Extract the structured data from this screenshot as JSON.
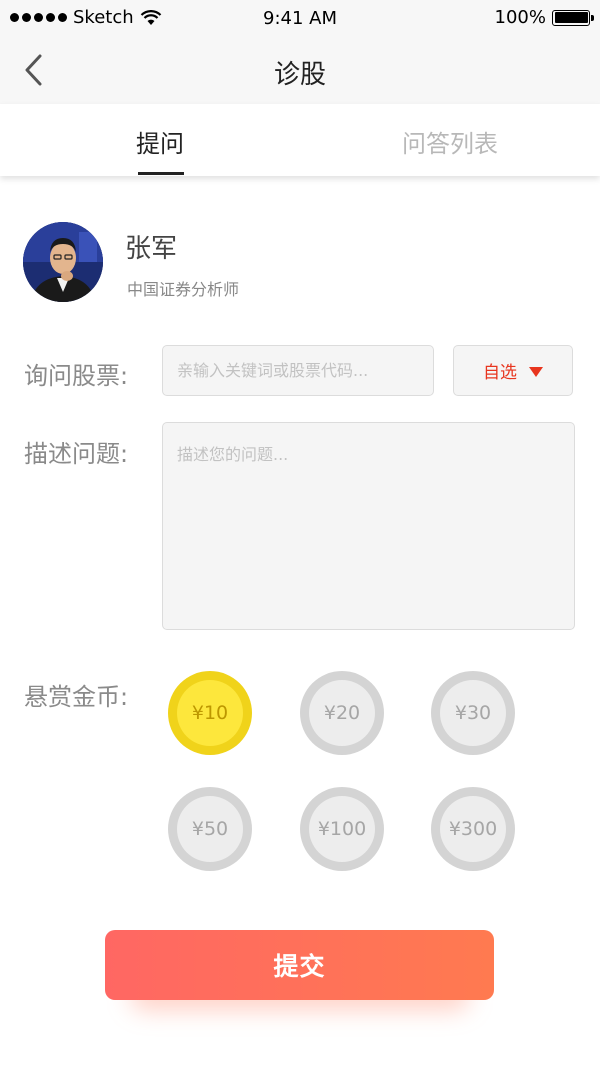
{
  "status_bar": {
    "carrier": "Sketch",
    "time": "9:41 AM",
    "battery": "100%"
  },
  "nav": {
    "title": "诊股",
    "back_icon": "chevron-left-icon"
  },
  "tabs": [
    {
      "label": "提问",
      "active": true
    },
    {
      "label": "问答列表",
      "active": false
    }
  ],
  "analyst": {
    "name": "张军",
    "title": "中国证券分析师"
  },
  "form": {
    "stock_label": "询问股票:",
    "stock_placeholder": "亲输入关键词或股票代码...",
    "select_label": "自选",
    "desc_label": "描述问题:",
    "desc_placeholder": "描述您的问题...",
    "reward_label": "悬赏金币:",
    "coins": [
      {
        "label": "¥10",
        "selected": true
      },
      {
        "label": "¥20",
        "selected": false
      },
      {
        "label": "¥30",
        "selected": false
      },
      {
        "label": "¥50",
        "selected": false
      },
      {
        "label": "¥100",
        "selected": false
      },
      {
        "label": "¥300",
        "selected": false
      }
    ],
    "submit_label": "提交"
  },
  "colors": {
    "accent_red": "#e8351e",
    "coin_selected": "#fde73c",
    "submit_start": "#ff6763",
    "submit_end": "#ff7a50"
  }
}
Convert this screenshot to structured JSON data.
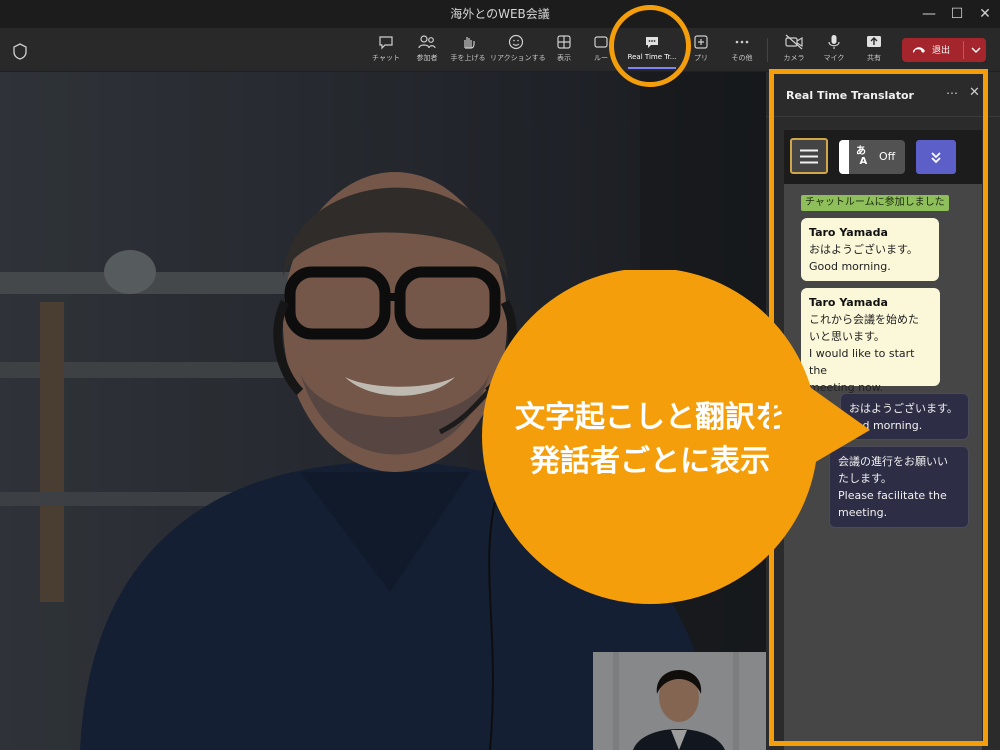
{
  "window": {
    "title": "海外とのWEB会議"
  },
  "toolbar": {
    "chat": "チャット",
    "people": "参加者",
    "raise_hand": "手を上げる",
    "reactions": "リアクションする",
    "view": "表示",
    "rooms": "ルー",
    "rtt": "Real Time Tr...",
    "apps": "プリ",
    "more": "その他",
    "camera": "カメラ",
    "mic": "マイク",
    "share": "共有",
    "leave": "退出"
  },
  "panel": {
    "title": "Real Time Translator",
    "toggle_label": "Off",
    "system_message": "チャットルームに参加しました",
    "messages": [
      {
        "speaker": "Taro Yamada",
        "original": "おはようございます。",
        "translation": "Good morning."
      },
      {
        "speaker": "Taro Yamada",
        "original_line1": "これから会議を始めた",
        "original_line2": "いと思います。",
        "translation_line1": "I would like to start the",
        "translation_line2": "meeting now."
      },
      {
        "original": "おはようございます。",
        "translation": "ood morning."
      },
      {
        "original_line1": "会議の進行をお願いい",
        "original_line2": "たします。",
        "translation_line1": "Please facilitate the",
        "translation_line2": "meeting."
      }
    ]
  },
  "callout": {
    "line1": "文字起こしと翻訳を",
    "line2": "発話者ごとに表示"
  },
  "colors": {
    "highlight_orange": "#F59E0B",
    "leave_red": "#A4262C",
    "accent_purple": "#5B5FC7"
  }
}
▬▬▬▬▬▬
• [WHAT YOU HAVE TO DO]:
Give every line back word for word and leave the pictures out.

• [OUTPUT]:
Extract the structured data from this screenshot as JSON.
{
  "status_bar": {
    "carrier": "Sketch",
    "time": "9:41 AM",
    "battery": "100%"
  },
  "nav": {
    "title": "诊股",
    "back_icon": "chevron-left-icon"
  },
  "tabs": [
    {
      "label": "提问",
      "active": true
    },
    {
      "label": "问答列表",
      "active": false
    }
  ],
  "analyst": {
    "name": "张军",
    "title": "中国证券分析师"
  },
  "form": {
    "stock_label": "询问股票:",
    "stock_placeholder": "亲输入关键词或股票代码...",
    "select_label": "自选",
    "desc_label": "描述问题:",
    "desc_placeholder": "描述您的问题...",
    "reward_label": "悬赏金币:",
    "coins": [
      {
        "label": "¥10",
        "selected": true
      },
      {
        "label": "¥20",
        "selected": false
      },
      {
        "label": "¥30",
        "selected": false
      },
      {
        "label": "¥50",
        "selected": false
      },
      {
        "label": "¥100",
        "selected": false
      },
      {
        "label": "¥300",
        "selected": false
      }
    ],
    "submit_label": "提交"
  },
  "colors": {
    "accent_red": "#e8351e",
    "coin_selected": "#fde73c",
    "submit_start": "#ff6763",
    "submit_end": "#ff7a50"
  }
}
Convert this screenshot to structured JSON data.
{
  "window": {
    "title": "海外とのWEB会議"
  },
  "toolbar": {
    "chat": "チャット",
    "people": "参加者",
    "raise_hand": "手を上げる",
    "reactions": "リアクションする",
    "view": "表示",
    "rooms": "ルー",
    "rtt": "Real Time Tr...",
    "apps": "プリ",
    "more": "その他",
    "camera": "カメラ",
    "mic": "マイク",
    "share": "共有",
    "leave": "退出"
  },
  "panel": {
    "title": "Real Time Translator",
    "toggle_label": "Off",
    "system_message": "チャットルームに参加しました",
    "messages": [
      {
        "speaker": "Taro Yamada",
        "original": "おはようございます。",
        "translation": "Good morning."
      },
      {
        "speaker": "Taro Yamada",
        "original_line1": "これから会議を始めた",
        "original_line2": "いと思います。",
        "translation_line1": "I would like to start the",
        "translation_line2": "meeting now."
      },
      {
        "original": "おはようございます。",
        "translation": "ood morning."
      },
      {
        "original_line1": "会議の進行をお願いい",
        "original_line2": "たします。",
        "translation_line1": "Please facilitate the",
        "translation_line2": "meeting."
      }
    ]
  },
  "callout": {
    "line1": "文字起こしと翻訳を",
    "line2": "発話者ごとに表示"
  },
  "colors": {
    "highlight_orange": "#F59E0B",
    "leave_red": "#A4262C",
    "accent_purple": "#5B5FC7"
  }
}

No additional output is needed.